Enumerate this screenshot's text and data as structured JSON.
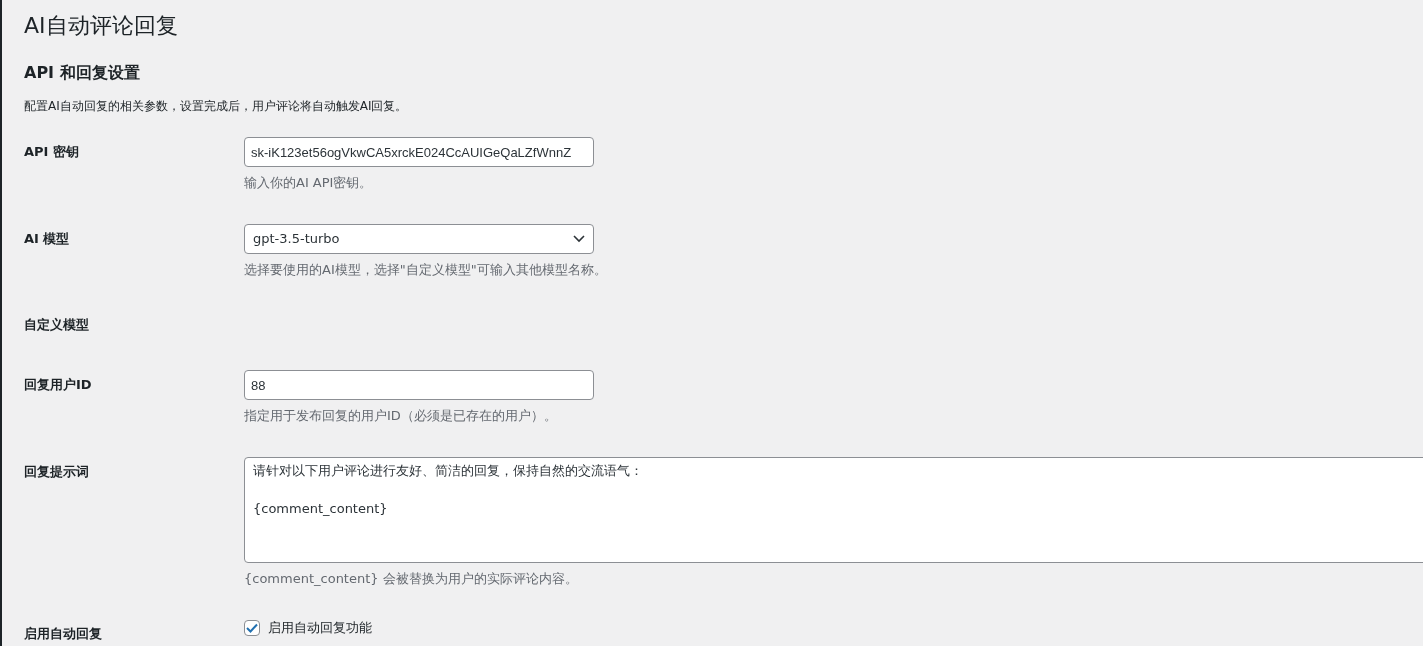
{
  "title": "AI自动评论回复",
  "section": {
    "heading": "API 和回复设置",
    "description": "配置AI自动回复的相关参数，设置完成后，用户评论将自动触发AI回复。"
  },
  "fields": [
    {
      "kind": "text",
      "label": "API 密钥",
      "value": "sk-iK123et56ogVkwCA5xrckE024CcAUIGeQaLZfWnnZ",
      "help": "输入你的AI API密钥。"
    },
    {
      "kind": "select",
      "label": "AI 模型",
      "value": "gpt-3.5-turbo",
      "help": "选择要使用的AI模型，选择\"自定义模型\"可输入其他模型名称。"
    },
    {
      "kind": "empty",
      "label": "自定义模型"
    },
    {
      "kind": "text",
      "label": "回复用户ID",
      "value": "88",
      "help": "指定用于发布回复的用户ID（必须是已存在的用户）。"
    },
    {
      "kind": "textarea",
      "label": "回复提示词",
      "value": "请针对以下用户评论进行友好、简洁的回复，保持自然的交流语气：\n\n{comment_content}",
      "help": "{comment_content} 会被替换为用户的实际评论内容。"
    },
    {
      "kind": "checkbox",
      "label": "启用自动回复",
      "option": "启用自动回复功能",
      "checked": true
    }
  ]
}
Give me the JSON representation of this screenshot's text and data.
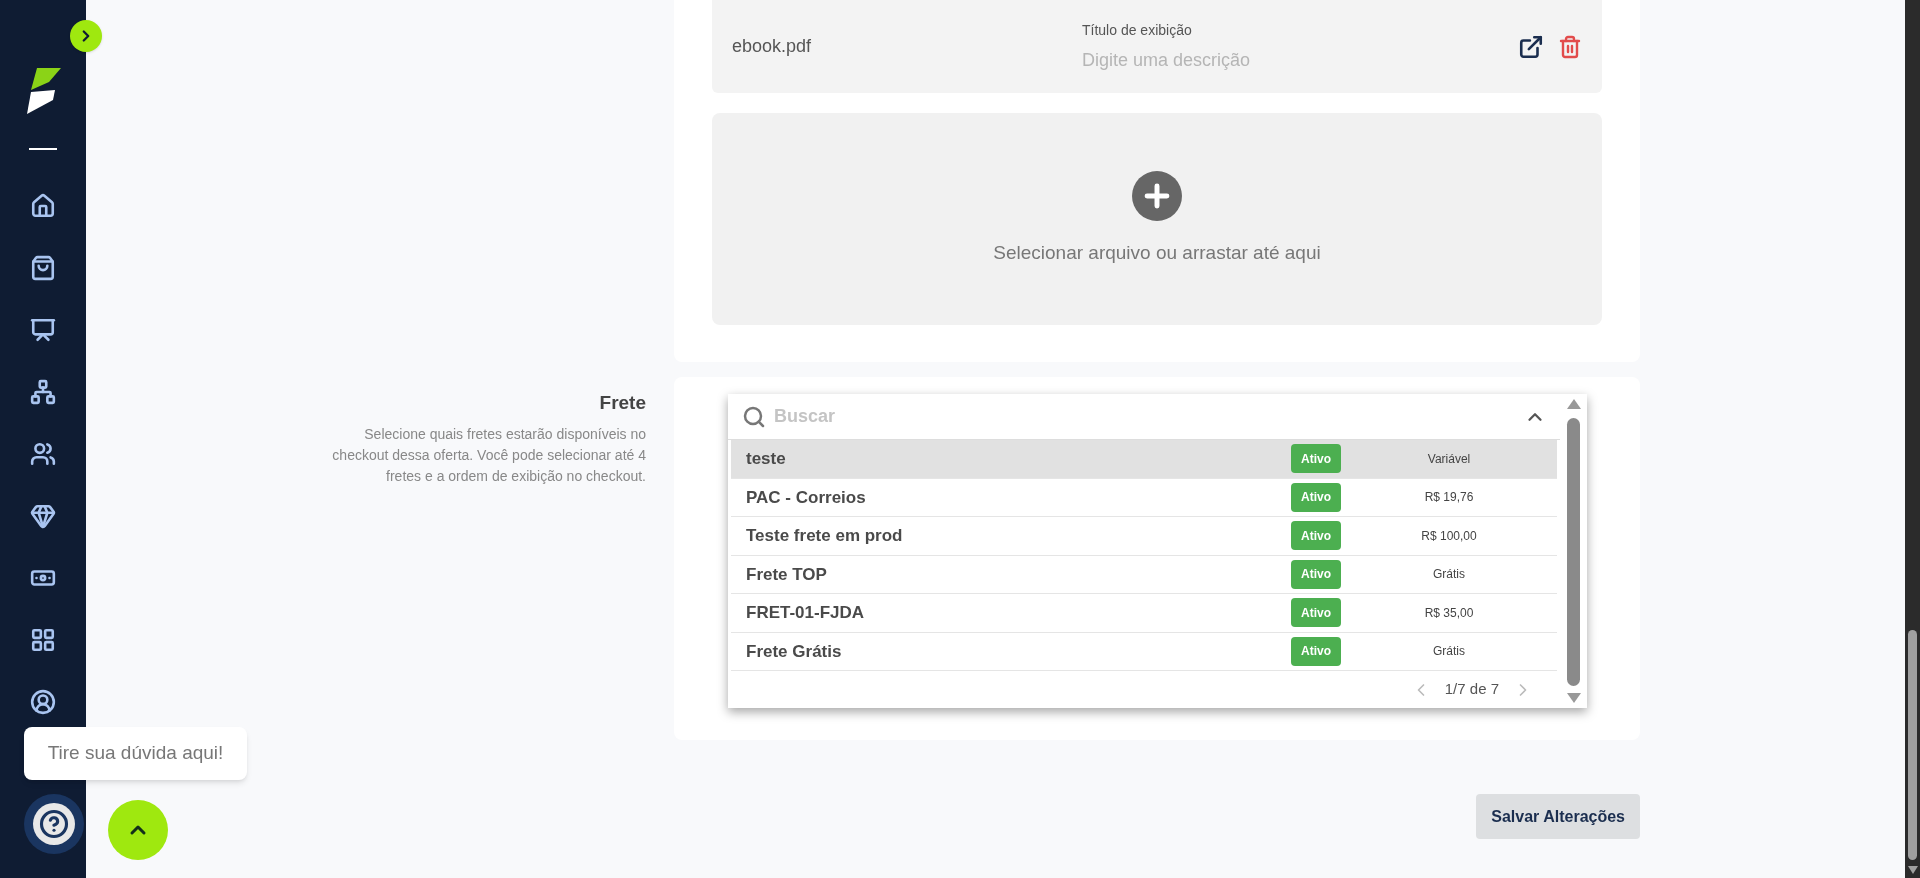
{
  "file": {
    "name": "ebook.pdf",
    "title_label": "Título de exibição",
    "title_placeholder": "Digite uma descrição"
  },
  "upload": {
    "text": "Selecionar arquivo ou arrastar até aqui"
  },
  "frete": {
    "title": "Frete",
    "description": "Selecione quais fretes estarão disponíveis no checkout dessa oferta. Você pode selecionar até 4 fretes e a ordem de exibição no checkout.",
    "dropdown": {
      "search_placeholder": "Buscar",
      "pagination": "1/7 de 7",
      "options": [
        {
          "name": "teste",
          "status": "Ativo",
          "price": "Variável",
          "selected": true
        },
        {
          "name": "PAC - Correios",
          "status": "Ativo",
          "price": "R$ 19,76",
          "selected": false
        },
        {
          "name": "Teste frete em prod",
          "status": "Ativo",
          "price": "R$ 100,00",
          "selected": false
        },
        {
          "name": "Frete TOP",
          "status": "Ativo",
          "price": "Grátis",
          "selected": false
        },
        {
          "name": "FRET-01-FJDA",
          "status": "Ativo",
          "price": "R$ 35,00",
          "selected": false
        },
        {
          "name": "Frete Grátis",
          "status": "Ativo",
          "price": "Grátis",
          "selected": false
        }
      ]
    }
  },
  "save_button": "Salvar Alterações",
  "help": {
    "tooltip": "Tire sua dúvida aqui!"
  }
}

-------------------------

State the number of lines above that hold the string "data", with nothing added.

- [Correct output] 2